**TO DO**
Pick out every line that holds the string "structured" and copy it.

(Stored data)
──────────

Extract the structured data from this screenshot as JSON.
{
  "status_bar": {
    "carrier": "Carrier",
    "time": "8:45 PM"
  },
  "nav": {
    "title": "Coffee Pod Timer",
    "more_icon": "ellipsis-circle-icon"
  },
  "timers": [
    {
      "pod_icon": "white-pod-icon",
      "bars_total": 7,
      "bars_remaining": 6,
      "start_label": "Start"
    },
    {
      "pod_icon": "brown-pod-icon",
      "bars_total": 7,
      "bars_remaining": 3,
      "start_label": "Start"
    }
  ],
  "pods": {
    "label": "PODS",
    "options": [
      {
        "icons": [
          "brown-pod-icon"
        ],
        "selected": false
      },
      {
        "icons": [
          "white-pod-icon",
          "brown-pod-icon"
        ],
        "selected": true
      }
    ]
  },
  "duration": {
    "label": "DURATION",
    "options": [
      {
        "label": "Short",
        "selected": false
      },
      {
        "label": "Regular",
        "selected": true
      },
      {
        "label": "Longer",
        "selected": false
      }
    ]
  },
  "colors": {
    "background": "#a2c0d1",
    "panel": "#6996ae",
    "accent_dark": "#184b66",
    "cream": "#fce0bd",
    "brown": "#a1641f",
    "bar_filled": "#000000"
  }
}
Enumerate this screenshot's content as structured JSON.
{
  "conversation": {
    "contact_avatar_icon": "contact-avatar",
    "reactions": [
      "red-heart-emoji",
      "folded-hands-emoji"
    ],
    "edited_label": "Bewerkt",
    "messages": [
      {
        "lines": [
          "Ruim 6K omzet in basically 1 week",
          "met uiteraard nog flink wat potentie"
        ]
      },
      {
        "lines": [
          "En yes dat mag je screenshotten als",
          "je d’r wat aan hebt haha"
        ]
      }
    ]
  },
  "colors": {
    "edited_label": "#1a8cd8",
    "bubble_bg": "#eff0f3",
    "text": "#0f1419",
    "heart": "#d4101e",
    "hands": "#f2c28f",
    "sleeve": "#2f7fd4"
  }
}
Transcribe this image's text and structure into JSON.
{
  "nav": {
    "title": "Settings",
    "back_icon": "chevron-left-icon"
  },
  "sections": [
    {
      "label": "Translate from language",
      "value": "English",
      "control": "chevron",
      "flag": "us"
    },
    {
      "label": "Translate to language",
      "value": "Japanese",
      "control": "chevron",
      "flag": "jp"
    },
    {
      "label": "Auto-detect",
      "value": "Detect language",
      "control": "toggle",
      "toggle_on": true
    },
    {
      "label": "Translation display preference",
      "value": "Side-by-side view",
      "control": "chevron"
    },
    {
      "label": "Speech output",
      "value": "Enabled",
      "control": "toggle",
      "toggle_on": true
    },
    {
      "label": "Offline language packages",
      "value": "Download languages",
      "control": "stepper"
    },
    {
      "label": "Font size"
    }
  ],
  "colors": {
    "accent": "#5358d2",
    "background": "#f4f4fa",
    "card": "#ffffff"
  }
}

──────────

**REPLY**
Extract the structured data from this screenshot as JSON.
Enumerate this screenshot's content as structured JSON.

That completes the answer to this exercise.